▸ **DIRECTIONS**
Copy out the lines that have "ylabel" in them.
'''
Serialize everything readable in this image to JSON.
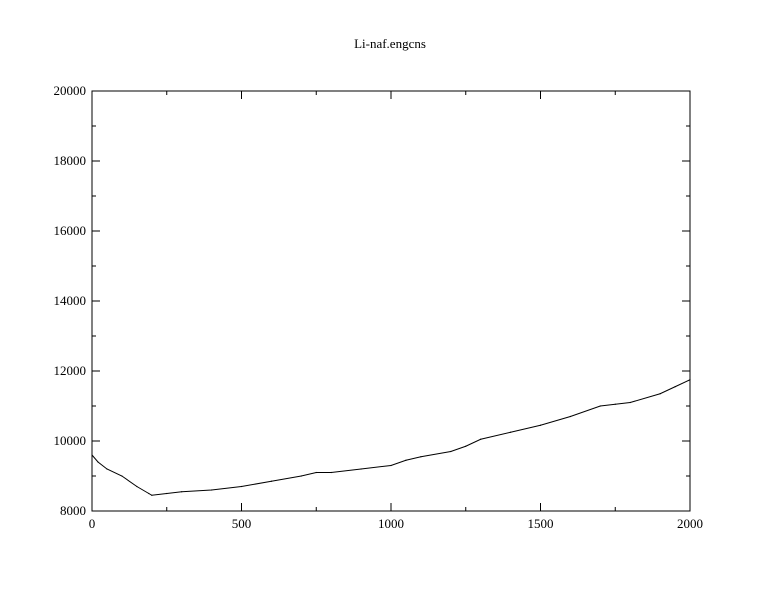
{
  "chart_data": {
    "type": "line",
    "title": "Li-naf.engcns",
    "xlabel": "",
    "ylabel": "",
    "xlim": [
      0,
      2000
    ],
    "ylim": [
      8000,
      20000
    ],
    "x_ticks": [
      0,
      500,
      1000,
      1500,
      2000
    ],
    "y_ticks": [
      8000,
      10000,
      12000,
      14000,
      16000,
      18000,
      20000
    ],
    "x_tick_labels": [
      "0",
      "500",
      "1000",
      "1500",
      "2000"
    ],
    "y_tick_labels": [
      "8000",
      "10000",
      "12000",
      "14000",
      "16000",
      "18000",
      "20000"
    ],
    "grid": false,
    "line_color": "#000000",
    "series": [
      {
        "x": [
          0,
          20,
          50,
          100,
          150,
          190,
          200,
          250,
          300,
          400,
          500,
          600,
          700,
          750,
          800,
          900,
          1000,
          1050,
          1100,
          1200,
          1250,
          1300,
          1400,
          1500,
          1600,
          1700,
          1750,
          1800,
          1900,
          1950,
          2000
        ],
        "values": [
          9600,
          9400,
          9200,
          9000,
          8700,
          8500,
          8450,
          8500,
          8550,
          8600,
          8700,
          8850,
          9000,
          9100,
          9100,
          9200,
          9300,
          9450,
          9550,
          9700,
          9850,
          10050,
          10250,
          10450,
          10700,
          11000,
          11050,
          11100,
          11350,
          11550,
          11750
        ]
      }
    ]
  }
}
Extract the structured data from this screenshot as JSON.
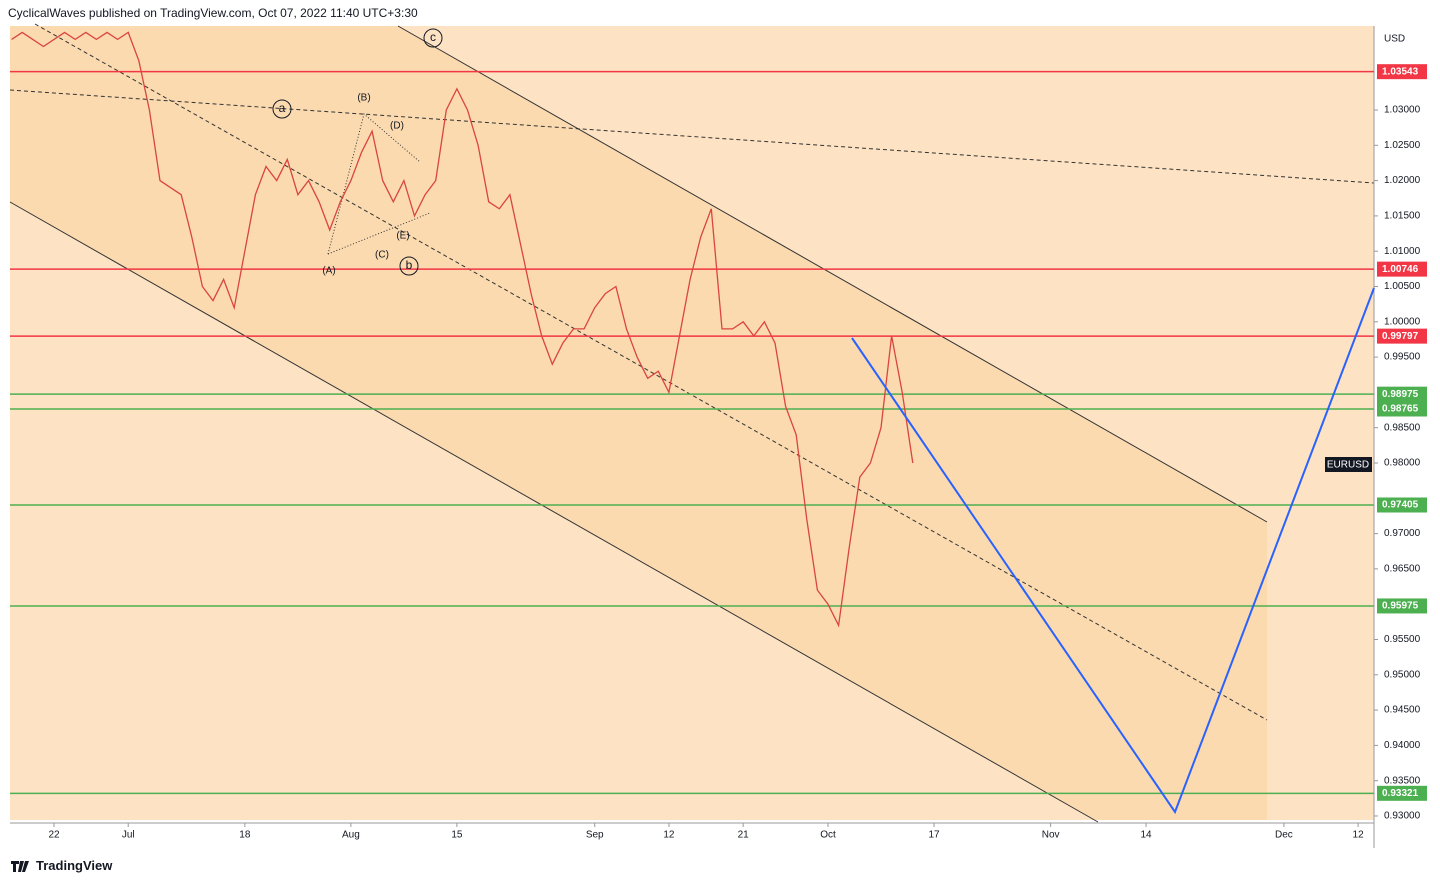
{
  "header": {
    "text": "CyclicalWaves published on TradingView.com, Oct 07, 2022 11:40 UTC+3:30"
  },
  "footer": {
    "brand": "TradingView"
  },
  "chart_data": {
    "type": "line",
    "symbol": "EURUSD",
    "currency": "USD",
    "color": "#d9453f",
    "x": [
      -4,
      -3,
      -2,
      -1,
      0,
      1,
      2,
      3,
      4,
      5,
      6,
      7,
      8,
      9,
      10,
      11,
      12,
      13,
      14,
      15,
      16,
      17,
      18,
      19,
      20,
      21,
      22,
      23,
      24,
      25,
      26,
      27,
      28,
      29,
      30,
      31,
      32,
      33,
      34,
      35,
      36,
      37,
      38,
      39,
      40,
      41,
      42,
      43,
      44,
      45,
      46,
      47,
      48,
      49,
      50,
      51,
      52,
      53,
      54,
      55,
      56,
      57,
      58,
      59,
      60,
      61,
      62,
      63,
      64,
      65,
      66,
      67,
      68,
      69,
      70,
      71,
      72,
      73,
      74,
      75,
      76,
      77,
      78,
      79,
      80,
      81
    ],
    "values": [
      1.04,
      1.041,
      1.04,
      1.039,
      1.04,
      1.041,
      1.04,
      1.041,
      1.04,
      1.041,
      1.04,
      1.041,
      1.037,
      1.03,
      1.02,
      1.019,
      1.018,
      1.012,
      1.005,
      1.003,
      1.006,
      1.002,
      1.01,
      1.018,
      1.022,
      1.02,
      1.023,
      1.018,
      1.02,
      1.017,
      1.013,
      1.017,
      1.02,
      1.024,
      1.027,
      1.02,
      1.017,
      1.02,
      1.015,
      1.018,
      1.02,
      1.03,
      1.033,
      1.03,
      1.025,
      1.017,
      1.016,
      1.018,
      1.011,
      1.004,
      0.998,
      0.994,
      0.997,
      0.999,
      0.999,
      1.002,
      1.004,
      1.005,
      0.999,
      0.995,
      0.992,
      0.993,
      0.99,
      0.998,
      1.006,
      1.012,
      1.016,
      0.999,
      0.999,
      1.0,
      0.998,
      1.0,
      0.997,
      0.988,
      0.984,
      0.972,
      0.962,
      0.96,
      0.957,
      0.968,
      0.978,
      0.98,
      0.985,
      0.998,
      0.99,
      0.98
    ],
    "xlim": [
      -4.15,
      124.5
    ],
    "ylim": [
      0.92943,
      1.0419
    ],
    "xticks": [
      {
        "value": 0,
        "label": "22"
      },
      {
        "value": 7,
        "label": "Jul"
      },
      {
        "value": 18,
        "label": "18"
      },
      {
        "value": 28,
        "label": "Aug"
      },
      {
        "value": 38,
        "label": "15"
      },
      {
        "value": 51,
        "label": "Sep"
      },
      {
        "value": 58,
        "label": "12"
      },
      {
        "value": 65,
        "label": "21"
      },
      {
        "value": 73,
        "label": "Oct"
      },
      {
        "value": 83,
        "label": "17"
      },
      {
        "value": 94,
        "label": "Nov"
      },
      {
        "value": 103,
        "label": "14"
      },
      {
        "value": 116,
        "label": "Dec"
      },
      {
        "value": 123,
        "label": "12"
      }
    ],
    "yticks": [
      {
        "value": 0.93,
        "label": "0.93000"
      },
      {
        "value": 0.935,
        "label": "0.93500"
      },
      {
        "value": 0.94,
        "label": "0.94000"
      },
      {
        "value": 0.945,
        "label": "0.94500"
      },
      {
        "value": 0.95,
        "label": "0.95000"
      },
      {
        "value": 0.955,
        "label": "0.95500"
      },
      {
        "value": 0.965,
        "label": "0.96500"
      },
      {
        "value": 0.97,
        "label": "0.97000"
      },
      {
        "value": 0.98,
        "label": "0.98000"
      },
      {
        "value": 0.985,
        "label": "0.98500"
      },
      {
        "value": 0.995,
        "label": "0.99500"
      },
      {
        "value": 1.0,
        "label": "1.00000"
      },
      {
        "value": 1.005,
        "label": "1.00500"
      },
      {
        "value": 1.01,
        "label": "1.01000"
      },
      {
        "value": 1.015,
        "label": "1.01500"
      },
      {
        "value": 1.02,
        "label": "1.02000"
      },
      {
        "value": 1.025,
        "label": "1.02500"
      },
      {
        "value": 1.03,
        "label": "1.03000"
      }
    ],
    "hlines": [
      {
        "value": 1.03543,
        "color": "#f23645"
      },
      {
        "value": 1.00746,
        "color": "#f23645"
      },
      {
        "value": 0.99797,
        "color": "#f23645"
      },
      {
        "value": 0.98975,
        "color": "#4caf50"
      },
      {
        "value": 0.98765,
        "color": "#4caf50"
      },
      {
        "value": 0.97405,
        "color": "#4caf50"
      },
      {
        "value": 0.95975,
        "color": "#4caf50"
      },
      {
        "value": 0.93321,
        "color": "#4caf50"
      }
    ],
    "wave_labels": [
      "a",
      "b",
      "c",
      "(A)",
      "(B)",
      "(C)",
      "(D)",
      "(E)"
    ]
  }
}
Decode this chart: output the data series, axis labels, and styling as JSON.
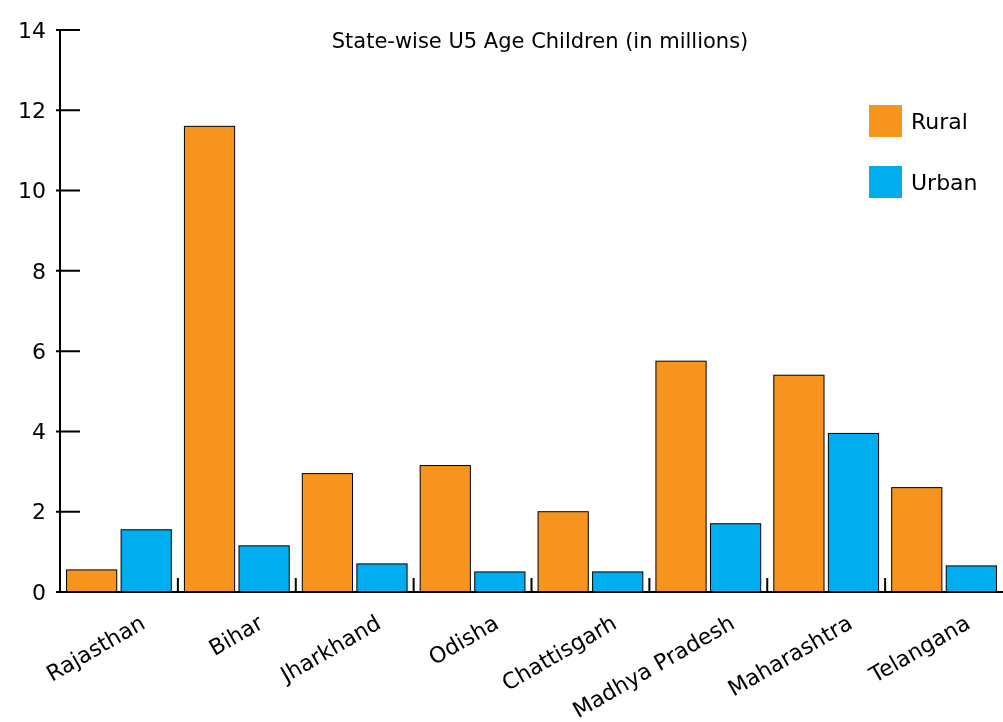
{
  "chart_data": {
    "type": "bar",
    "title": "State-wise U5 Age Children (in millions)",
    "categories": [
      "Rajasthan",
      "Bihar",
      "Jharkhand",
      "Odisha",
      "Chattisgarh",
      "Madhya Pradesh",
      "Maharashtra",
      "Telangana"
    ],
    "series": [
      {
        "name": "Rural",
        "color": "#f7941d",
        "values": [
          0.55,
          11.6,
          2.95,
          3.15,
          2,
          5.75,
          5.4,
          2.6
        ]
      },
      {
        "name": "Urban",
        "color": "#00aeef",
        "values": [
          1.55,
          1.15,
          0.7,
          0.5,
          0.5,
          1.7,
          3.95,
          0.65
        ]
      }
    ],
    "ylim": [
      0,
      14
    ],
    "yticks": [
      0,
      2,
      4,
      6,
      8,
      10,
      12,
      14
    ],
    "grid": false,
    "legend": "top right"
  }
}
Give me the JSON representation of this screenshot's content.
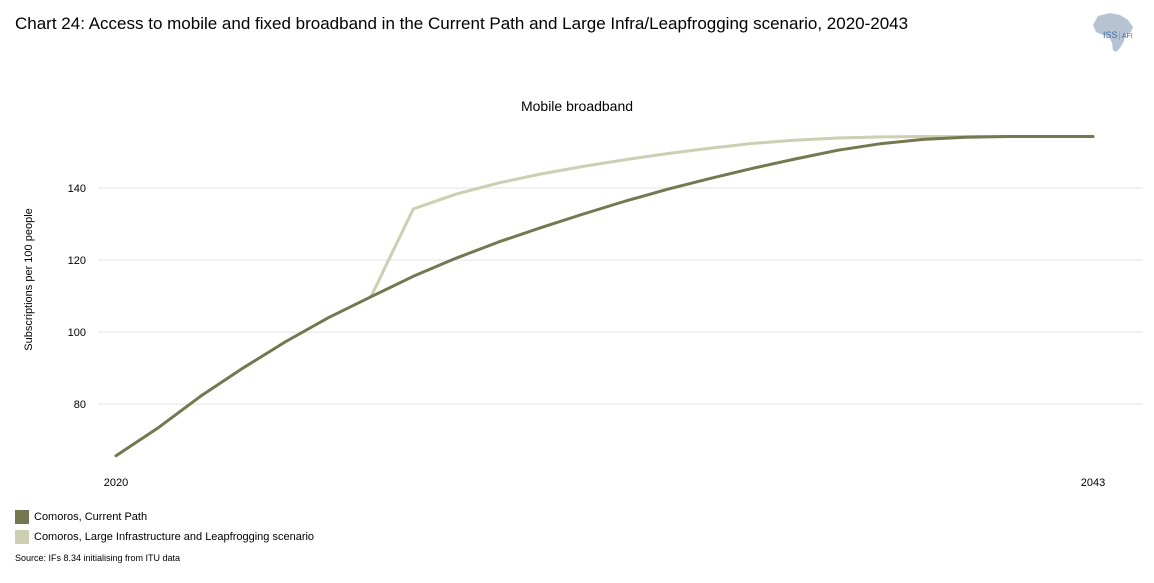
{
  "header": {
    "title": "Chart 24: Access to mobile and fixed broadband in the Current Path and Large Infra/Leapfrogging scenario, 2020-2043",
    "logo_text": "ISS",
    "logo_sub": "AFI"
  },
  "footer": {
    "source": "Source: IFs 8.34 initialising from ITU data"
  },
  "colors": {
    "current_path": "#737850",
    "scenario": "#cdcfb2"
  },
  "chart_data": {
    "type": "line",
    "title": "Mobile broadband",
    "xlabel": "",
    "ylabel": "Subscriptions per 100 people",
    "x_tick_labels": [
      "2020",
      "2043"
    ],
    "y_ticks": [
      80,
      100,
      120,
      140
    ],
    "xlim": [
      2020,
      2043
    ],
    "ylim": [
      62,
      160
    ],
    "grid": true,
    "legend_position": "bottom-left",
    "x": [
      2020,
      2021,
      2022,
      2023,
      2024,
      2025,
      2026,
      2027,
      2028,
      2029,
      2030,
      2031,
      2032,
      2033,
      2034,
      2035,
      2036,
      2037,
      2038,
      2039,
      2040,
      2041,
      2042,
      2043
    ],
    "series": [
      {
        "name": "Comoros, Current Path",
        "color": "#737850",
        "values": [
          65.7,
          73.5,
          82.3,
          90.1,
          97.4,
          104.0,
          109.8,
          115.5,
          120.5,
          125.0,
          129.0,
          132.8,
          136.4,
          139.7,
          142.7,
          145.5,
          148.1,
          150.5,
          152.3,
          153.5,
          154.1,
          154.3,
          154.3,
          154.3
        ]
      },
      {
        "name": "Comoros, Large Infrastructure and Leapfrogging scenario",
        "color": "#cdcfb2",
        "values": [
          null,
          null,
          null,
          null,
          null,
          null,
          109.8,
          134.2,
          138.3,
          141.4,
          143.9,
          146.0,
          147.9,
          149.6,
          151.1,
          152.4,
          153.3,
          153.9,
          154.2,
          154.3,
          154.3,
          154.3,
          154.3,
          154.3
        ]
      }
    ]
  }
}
'''
▸ **EXPECTED ANSWER**
    "ylabel": "",
    "ylabel": "Subscriptions per 100 people",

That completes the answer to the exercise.